##### Input
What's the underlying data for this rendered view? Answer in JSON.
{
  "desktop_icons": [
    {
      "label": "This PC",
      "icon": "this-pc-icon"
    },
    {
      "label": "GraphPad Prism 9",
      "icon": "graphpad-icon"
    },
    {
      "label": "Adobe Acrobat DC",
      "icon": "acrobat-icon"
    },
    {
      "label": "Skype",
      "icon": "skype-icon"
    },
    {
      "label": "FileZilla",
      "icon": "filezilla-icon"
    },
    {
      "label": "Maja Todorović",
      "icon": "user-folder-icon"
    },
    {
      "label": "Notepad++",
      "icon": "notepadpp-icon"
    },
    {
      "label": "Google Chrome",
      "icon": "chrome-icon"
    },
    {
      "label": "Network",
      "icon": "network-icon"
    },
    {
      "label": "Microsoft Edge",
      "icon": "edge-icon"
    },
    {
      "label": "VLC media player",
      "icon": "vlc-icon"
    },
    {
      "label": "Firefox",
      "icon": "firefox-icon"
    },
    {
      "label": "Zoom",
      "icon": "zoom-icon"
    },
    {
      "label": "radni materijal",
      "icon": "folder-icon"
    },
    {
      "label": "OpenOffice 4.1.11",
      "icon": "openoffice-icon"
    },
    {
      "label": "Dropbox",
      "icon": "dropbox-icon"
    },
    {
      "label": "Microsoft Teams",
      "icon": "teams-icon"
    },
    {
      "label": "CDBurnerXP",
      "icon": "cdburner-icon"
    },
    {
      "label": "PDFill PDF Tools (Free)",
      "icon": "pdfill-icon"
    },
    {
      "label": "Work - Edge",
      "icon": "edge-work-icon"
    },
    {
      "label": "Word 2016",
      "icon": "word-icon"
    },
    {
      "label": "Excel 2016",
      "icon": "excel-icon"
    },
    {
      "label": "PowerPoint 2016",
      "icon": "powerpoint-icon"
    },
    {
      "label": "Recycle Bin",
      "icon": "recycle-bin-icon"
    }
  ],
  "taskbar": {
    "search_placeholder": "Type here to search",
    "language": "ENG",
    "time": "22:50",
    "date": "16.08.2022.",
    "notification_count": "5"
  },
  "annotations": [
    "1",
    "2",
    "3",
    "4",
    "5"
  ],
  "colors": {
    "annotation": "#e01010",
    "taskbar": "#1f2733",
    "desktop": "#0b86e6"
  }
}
##########
Quote all the records. Keep every word exact.

What's the underlying data for this rendered view? Answer in JSON.
{
  "desktop_icons": [
    {
      "label": "This PC",
      "icon": "this-pc-icon"
    },
    {
      "label": "GraphPad Prism 9",
      "icon": "graphpad-icon"
    },
    {
      "label": "Adobe Acrobat DC",
      "icon": "acrobat-icon"
    },
    {
      "label": "Skype",
      "icon": "skype-icon"
    },
    {
      "label": "FileZilla",
      "icon": "filezilla-icon"
    },
    {
      "label": "Maja Todorović",
      "icon": "user-folder-icon"
    },
    {
      "label": "Notepad++",
      "icon": "notepadpp-icon"
    },
    {
      "label": "Google Chrome",
      "icon": "chrome-icon"
    },
    {
      "label": "Network",
      "icon": "network-icon"
    },
    {
      "label": "Microsoft Edge",
      "icon": "edge-icon"
    },
    {
      "label": "VLC media player",
      "icon": "vlc-icon"
    },
    {
      "label": "Firefox",
      "icon": "firefox-icon"
    },
    {
      "label": "Zoom",
      "icon": "zoom-icon"
    },
    {
      "label": "radni materijal",
      "icon": "folder-icon"
    },
    {
      "label": "OpenOffice 4.1.11",
      "icon": "openoffice-icon"
    },
    {
      "label": "Dropbox",
      "icon": "dropbox-icon"
    },
    {
      "label": "Microsoft Teams",
      "icon": "teams-icon"
    },
    {
      "label": "CDBurnerXP",
      "icon": "cdburner-icon"
    },
    {
      "label": "PDFill PDF Tools (Free)",
      "icon": "pdfill-icon"
    },
    {
      "label": "Work - Edge",
      "icon": "edge-work-icon"
    },
    {
      "label": "Word 2016",
      "icon": "word-icon"
    },
    {
      "label": "Excel 2016",
      "icon": "excel-icon"
    },
    {
      "label": "PowerPoint 2016",
      "icon": "powerpoint-icon"
    },
    {
      "label": "Recycle Bin",
      "icon": "recycle-bin-icon"
    }
  ],
  "taskbar": {
    "search_placeholder": "Type here to search",
    "language": "ENG",
    "time": "22:50",
    "date": "16.08.2022.",
    "notification_count": "5"
  },
  "annotations": [
    "1",
    "2",
    "3",
    "4",
    "5"
  ],
  "colors": {
    "annotation": "#e01010",
    "taskbar": "#1f2733",
    "desktop": "#0b86e6"
  }
}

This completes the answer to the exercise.